#### [Written problem]
Send back the entries below exactly as they appear.
□ □ □ □
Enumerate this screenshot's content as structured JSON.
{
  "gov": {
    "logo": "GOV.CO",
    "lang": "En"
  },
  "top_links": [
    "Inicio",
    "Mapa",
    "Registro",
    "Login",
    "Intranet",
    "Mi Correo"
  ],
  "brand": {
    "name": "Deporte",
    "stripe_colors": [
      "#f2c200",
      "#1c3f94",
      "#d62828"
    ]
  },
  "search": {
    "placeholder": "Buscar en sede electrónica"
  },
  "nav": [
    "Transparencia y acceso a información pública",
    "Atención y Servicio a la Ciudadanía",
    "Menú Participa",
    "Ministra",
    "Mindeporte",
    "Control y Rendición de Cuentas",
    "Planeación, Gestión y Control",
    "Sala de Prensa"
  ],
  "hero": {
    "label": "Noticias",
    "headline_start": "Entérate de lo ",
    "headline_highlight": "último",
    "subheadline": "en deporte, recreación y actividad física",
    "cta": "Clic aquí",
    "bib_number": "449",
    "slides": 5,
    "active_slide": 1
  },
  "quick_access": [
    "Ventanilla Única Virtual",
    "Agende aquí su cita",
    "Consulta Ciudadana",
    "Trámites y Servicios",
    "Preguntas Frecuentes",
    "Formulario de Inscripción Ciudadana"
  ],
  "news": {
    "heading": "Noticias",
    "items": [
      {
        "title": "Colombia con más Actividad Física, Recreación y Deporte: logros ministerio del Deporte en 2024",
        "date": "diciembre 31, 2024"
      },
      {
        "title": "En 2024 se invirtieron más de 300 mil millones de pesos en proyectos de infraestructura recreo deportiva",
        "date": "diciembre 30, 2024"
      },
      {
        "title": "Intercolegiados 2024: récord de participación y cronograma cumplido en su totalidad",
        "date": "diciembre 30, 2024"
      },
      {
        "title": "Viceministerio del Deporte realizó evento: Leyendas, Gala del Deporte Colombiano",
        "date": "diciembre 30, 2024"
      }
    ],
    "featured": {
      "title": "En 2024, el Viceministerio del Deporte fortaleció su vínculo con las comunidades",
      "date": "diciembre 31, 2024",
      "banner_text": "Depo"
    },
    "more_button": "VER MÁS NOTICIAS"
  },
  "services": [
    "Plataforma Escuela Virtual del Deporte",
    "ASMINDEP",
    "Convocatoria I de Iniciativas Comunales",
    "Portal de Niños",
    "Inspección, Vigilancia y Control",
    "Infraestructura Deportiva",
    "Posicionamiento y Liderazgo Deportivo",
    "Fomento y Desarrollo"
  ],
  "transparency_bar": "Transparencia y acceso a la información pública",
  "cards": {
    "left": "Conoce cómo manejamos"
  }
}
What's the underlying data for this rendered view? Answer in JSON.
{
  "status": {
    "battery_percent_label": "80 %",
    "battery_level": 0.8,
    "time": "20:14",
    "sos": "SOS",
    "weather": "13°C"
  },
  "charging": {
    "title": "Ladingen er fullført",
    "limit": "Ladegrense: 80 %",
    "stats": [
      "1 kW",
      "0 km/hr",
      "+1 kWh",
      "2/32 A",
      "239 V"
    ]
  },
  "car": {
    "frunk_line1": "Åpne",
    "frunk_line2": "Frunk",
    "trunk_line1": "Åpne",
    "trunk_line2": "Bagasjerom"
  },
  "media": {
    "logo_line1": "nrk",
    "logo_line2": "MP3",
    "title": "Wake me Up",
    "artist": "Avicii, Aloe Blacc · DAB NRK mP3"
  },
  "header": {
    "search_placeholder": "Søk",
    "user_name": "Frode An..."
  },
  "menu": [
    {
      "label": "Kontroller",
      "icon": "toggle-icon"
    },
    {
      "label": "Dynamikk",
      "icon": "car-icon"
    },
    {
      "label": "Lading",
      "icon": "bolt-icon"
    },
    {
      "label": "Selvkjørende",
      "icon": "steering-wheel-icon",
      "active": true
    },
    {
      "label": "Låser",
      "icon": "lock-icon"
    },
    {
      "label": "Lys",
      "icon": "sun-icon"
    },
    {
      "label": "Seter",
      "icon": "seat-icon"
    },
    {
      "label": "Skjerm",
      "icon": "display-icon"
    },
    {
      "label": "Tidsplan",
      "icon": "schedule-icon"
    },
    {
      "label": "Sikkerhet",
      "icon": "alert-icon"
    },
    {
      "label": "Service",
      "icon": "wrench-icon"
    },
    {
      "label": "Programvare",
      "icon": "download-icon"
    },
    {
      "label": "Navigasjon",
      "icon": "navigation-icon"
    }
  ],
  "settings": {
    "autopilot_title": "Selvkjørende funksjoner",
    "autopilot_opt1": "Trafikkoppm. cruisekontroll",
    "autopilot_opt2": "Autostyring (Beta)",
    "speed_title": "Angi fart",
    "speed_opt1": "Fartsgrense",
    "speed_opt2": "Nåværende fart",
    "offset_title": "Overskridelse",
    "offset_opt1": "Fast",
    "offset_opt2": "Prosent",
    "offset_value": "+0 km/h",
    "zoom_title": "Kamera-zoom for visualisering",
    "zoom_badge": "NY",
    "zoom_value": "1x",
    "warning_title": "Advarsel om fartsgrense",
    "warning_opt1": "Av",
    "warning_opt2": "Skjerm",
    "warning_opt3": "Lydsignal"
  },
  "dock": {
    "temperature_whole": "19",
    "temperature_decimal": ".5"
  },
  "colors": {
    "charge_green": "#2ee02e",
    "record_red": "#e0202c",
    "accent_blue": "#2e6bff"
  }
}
□ □ □ □
#### [Result for this task]
Enumerate this screenshot's content as structured JSON.
{
  "gov": {
    "logo": "GOV.CO",
    "lang": "En"
  },
  "top_links": [
    "Inicio",
    "Mapa",
    "Registro",
    "Login",
    "Intranet",
    "Mi Correo"
  ],
  "brand": {
    "name": "Deporte",
    "stripe_colors": [
      "#f2c200",
      "#1c3f94",
      "#d62828"
    ]
  },
  "search": {
    "placeholder": "Buscar en sede electrónica"
  },
  "nav": [
    "Transparencia y acceso a información pública",
    "Atención y Servicio a la Ciudadanía",
    "Menú Participa",
    "Ministra",
    "Mindeporte",
    "Control y Rendición de Cuentas",
    "Planeación, Gestión y Control",
    "Sala de Prensa"
  ],
  "hero": {
    "label": "Noticias",
    "headline_start": "Entérate de lo ",
    "headline_highlight": "último",
    "subheadline": "en deporte, recreación y actividad física",
    "cta": "Clic aquí",
    "bib_number": "449",
    "slides": 5,
    "active_slide": 1
  },
  "quick_access": [
    "Ventanilla Única Virtual",
    "Agende aquí su cita",
    "Consulta Ciudadana",
    "Trámites y Servicios",
    "Preguntas Frecuentes",
    "Formulario de Inscripción Ciudadana"
  ],
  "news": {
    "heading": "Noticias",
    "items": [
      {
        "title": "Colombia con más Actividad Física, Recreación y Deporte: logros ministerio del Deporte en 2024",
        "date": "diciembre 31, 2024"
      },
      {
        "title": "En 2024 se invirtieron más de 300 mil millones de pesos en proyectos de infraestructura recreo deportiva",
        "date": "diciembre 30, 2024"
      },
      {
        "title": "Intercolegiados 2024: récord de participación y cronograma cumplido en su totalidad",
        "date": "diciembre 30, 2024"
      },
      {
        "title": "Viceministerio del Deporte realizó evento: Leyendas, Gala del Deporte Colombiano",
        "date": "diciembre 30, 2024"
      }
    ],
    "featured": {
      "title": "En 2024, el Viceministerio del Deporte fortaleció su vínculo con las comunidades",
      "date": "diciembre 31, 2024",
      "banner_text": "Depo"
    },
    "more_button": "VER MÁS NOTICIAS"
  },
  "services": [
    "Plataforma Escuela Virtual del Deporte",
    "ASMINDEP",
    "Convocatoria I de Iniciativas Comunales",
    "Portal de Niños",
    "Inspección, Vigilancia y Control",
    "Infraestructura Deportiva",
    "Posicionamiento y Liderazgo Deportivo",
    "Fomento y Desarrollo"
  ],
  "transparency_bar": "Transparencia y acceso a la información pública",
  "cards": {
    "left": "Conoce cómo manejamos"
  }
}
What's the underlying data for this rendered view? Answer in JSON.
{
  "status": {
    "battery_percent_label": "80 %",
    "battery_level": 0.8,
    "time": "20:14",
    "sos": "SOS",
    "weather": "13°C"
  },
  "charging": {
    "title": "Ladingen er fullført",
    "limit": "Ladegrense: 80 %",
    "stats": [
      "1 kW",
      "0 km/hr",
      "+1 kWh",
      "2/32 A",
      "239 V"
    ]
  },
  "car": {
    "frunk_line1": "Åpne",
    "frunk_line2": "Frunk",
    "trunk_line1": "Åpne",
    "trunk_line2": "Bagasjerom"
  },
  "media": {
    "logo_line1": "nrk",
    "logo_line2": "MP3",
    "title": "Wake me Up",
    "artist": "Avicii, Aloe Blacc · DAB NRK mP3"
  },
  "header": {
    "search_placeholder": "Søk",
    "user_name": "Frode An..."
  },
  "menu": [
    {
      "label": "Kontroller",
      "icon": "toggle-icon"
    },
    {
      "label": "Dynamikk",
      "icon": "car-icon"
    },
    {
      "label": "Lading",
      "icon": "bolt-icon"
    },
    {
      "label": "Selvkjørende",
      "icon": "steering-wheel-icon",
      "active": true
    },
    {
      "label": "Låser",
      "icon": "lock-icon"
    },
    {
      "label": "Lys",
      "icon": "sun-icon"
    },
    {
      "label": "Seter",
      "icon": "seat-icon"
    },
    {
      "label": "Skjerm",
      "icon": "display-icon"
    },
    {
      "label": "Tidsplan",
      "icon": "schedule-icon"
    },
    {
      "label": "Sikkerhet",
      "icon": "alert-icon"
    },
    {
      "label": "Service",
      "icon": "wrench-icon"
    },
    {
      "label": "Programvare",
      "icon": "download-icon"
    },
    {
      "label": "Navigasjon",
      "icon": "navigation-icon"
    }
  ],
  "settings": {
    "autopilot_title": "Selvkjørende funksjoner",
    "autopilot_opt1": "Trafikkoppm. cruisekontroll",
    "autopilot_opt2": "Autostyring (Beta)",
    "speed_title": "Angi fart",
    "speed_opt1": "Fartsgrense",
    "speed_opt2": "Nåværende fart",
    "offset_title": "Overskridelse",
    "offset_opt1": "Fast",
    "offset_opt2": "Prosent",
    "offset_value": "+0 km/h",
    "zoom_title": "Kamera-zoom for visualisering",
    "zoom_badge": "NY",
    "zoom_value": "1x",
    "warning_title": "Advarsel om fartsgrense",
    "warning_opt1": "Av",
    "warning_opt2": "Skjerm",
    "warning_opt3": "Lydsignal"
  },
  "dock": {
    "temperature_whole": "19",
    "temperature_decimal": ".5"
  },
  "colors": {
    "charge_green": "#2ee02e",
    "record_red": "#e0202c",
    "accent_blue": "#2e6bff"
  }
}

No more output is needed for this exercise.